● **WHAT THE EXERCISE ASKS**
Select the lines that hold the word "condition" and copy each one.

>> Begin DATA IN THIS EXERCISE

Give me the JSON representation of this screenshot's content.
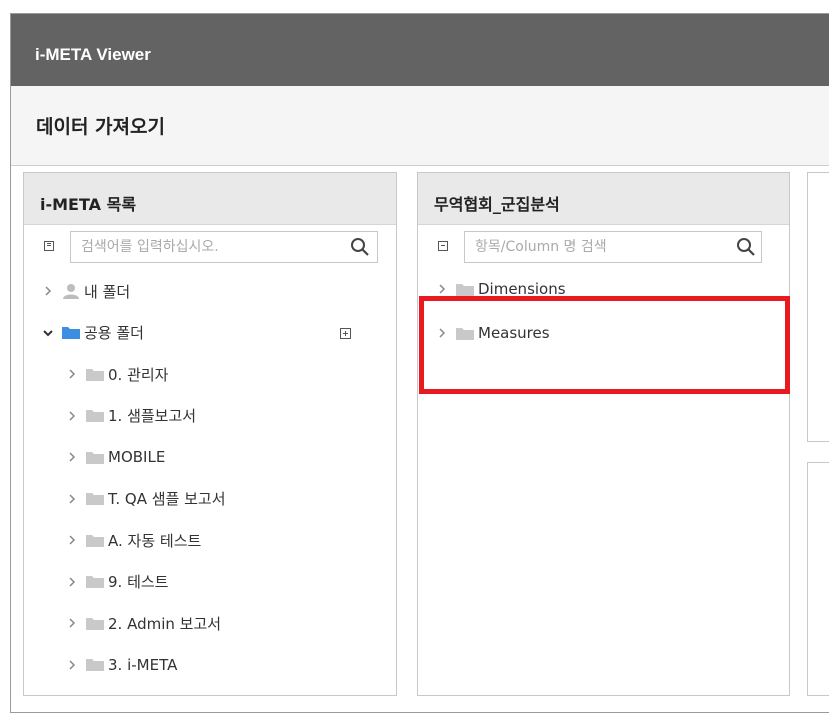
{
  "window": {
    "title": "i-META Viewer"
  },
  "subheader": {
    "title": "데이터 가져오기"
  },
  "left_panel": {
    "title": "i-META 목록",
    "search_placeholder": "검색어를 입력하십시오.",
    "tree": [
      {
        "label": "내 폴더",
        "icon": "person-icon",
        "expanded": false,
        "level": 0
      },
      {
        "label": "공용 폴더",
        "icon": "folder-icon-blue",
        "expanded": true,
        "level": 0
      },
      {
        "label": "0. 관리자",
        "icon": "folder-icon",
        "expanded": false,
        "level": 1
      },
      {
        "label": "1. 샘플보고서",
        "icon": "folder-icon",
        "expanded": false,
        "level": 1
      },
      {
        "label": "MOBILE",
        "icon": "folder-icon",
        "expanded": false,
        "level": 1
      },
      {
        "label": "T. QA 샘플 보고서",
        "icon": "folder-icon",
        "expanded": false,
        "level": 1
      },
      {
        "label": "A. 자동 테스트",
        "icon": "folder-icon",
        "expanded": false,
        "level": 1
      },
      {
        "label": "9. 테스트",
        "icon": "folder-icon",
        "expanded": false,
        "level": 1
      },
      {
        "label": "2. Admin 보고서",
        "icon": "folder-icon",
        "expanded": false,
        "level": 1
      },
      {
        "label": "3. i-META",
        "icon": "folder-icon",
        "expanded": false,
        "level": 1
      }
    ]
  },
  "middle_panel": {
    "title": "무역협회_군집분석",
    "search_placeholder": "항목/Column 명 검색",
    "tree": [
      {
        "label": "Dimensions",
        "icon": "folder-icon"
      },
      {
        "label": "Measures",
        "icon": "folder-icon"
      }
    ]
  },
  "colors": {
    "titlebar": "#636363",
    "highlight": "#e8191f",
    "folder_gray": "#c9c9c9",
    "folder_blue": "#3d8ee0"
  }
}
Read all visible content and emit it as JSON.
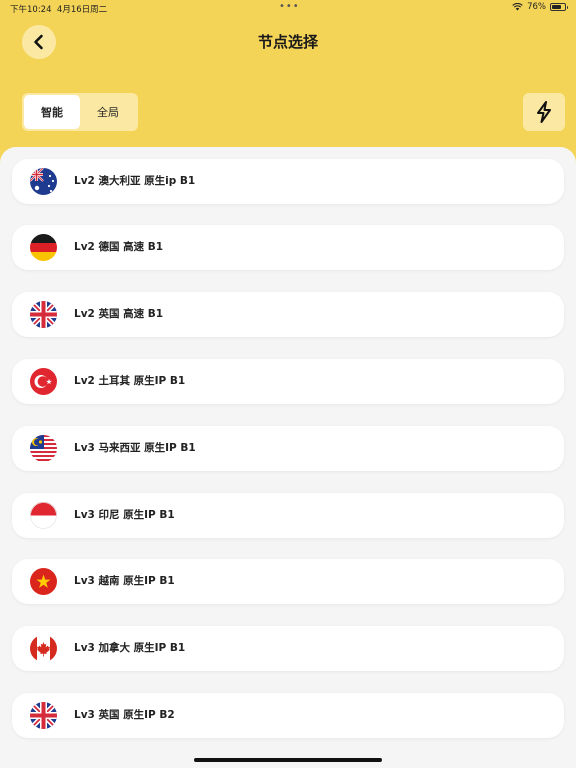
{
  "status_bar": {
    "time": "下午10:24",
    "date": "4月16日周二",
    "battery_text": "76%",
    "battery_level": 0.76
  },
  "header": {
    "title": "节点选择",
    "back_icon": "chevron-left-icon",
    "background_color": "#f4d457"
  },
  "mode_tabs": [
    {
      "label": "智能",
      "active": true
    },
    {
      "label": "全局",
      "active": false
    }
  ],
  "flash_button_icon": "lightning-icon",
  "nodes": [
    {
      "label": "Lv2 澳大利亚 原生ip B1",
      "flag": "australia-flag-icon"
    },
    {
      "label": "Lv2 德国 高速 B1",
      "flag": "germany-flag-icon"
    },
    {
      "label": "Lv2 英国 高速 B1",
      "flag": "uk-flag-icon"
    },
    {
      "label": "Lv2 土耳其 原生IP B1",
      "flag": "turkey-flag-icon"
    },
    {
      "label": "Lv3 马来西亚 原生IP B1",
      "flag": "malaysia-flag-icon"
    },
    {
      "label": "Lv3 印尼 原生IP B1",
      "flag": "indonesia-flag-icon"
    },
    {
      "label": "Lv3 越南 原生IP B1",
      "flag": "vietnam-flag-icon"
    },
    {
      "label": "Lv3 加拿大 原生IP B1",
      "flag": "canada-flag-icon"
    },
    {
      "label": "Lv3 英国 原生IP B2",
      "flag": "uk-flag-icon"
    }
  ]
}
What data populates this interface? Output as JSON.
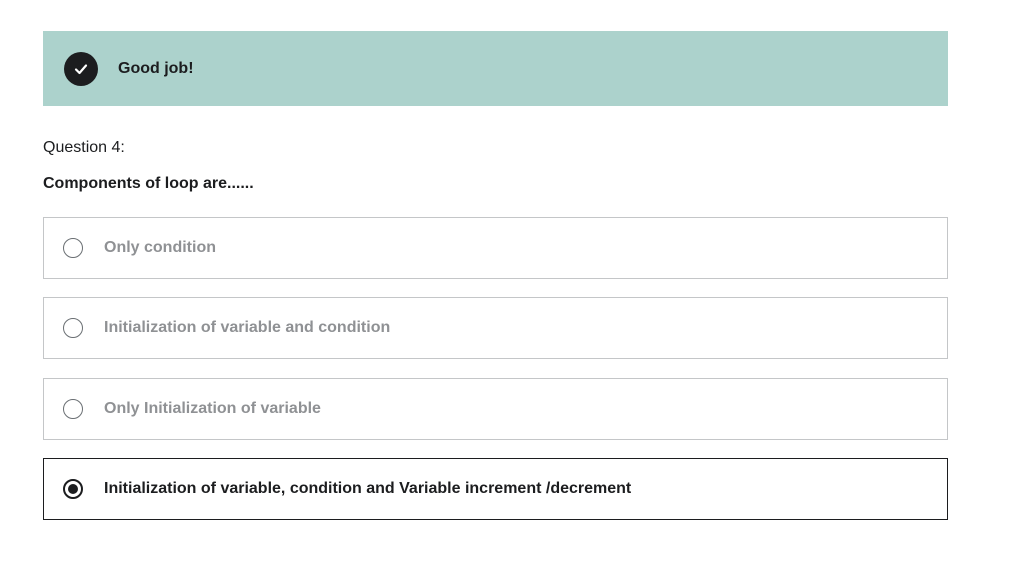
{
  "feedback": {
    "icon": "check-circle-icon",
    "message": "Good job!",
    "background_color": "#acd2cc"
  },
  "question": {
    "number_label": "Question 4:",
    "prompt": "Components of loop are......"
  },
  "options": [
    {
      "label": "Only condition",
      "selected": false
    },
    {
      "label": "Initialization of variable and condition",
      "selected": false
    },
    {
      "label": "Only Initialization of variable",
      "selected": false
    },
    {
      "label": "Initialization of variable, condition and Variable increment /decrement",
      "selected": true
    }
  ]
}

>> End DATA IN THIS EXERCISE
>> Begin DATA IN THIS EXERCISE

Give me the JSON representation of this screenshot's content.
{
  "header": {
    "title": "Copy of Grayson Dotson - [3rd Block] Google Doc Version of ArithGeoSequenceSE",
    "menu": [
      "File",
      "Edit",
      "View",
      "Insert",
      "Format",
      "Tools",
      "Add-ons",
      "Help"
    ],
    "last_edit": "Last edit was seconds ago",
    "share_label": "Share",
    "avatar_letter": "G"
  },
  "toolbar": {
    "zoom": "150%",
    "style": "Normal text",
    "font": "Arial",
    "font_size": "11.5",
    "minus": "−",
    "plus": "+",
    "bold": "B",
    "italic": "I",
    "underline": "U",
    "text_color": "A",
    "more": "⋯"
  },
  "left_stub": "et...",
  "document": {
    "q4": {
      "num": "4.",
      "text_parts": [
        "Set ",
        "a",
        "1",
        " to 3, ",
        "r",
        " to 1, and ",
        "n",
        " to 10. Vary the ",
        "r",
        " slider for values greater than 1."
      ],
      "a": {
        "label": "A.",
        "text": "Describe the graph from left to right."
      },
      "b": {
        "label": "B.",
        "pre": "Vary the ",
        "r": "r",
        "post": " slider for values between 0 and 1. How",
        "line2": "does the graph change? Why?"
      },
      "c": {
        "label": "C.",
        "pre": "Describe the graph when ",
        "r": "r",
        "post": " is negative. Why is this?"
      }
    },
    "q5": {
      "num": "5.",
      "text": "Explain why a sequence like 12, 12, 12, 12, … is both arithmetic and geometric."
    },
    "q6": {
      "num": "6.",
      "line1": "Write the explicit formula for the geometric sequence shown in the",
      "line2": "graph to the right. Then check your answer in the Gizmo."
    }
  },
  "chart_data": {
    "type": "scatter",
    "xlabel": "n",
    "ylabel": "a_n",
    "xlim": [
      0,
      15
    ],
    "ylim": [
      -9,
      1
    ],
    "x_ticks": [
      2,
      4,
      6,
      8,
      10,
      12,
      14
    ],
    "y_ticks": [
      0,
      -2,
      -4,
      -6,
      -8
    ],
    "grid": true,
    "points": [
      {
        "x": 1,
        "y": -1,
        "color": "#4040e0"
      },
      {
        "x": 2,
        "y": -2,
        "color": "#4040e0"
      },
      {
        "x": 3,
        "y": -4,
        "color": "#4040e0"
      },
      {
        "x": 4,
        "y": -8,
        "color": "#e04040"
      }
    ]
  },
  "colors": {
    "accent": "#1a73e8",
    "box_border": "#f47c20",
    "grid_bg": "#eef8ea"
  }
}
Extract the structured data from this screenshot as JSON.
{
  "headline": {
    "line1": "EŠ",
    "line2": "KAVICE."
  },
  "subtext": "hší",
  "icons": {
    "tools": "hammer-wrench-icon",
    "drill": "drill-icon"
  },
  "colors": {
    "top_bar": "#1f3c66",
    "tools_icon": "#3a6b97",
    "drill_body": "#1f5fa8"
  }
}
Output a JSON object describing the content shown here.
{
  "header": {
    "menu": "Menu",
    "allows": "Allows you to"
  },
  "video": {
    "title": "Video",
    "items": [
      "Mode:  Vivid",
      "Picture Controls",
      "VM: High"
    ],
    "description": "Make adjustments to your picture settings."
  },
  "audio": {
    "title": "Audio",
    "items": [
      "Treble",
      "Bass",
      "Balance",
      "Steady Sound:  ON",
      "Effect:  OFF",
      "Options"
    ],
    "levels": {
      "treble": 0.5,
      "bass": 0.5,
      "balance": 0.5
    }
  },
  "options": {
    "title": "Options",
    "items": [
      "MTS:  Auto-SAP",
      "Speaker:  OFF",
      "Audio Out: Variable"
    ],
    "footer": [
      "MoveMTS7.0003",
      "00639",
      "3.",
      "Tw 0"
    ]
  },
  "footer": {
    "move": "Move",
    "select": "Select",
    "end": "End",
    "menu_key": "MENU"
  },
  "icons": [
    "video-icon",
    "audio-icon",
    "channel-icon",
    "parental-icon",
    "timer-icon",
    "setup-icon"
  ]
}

>> End DATA IN THIS EXERCISE

● **WRITTEN SOLUTION**
      "label": "Only condition",
      "label": "Initialization of variable and condition",
      "label": "Initialization of variable, condition and Variable increment /decrement",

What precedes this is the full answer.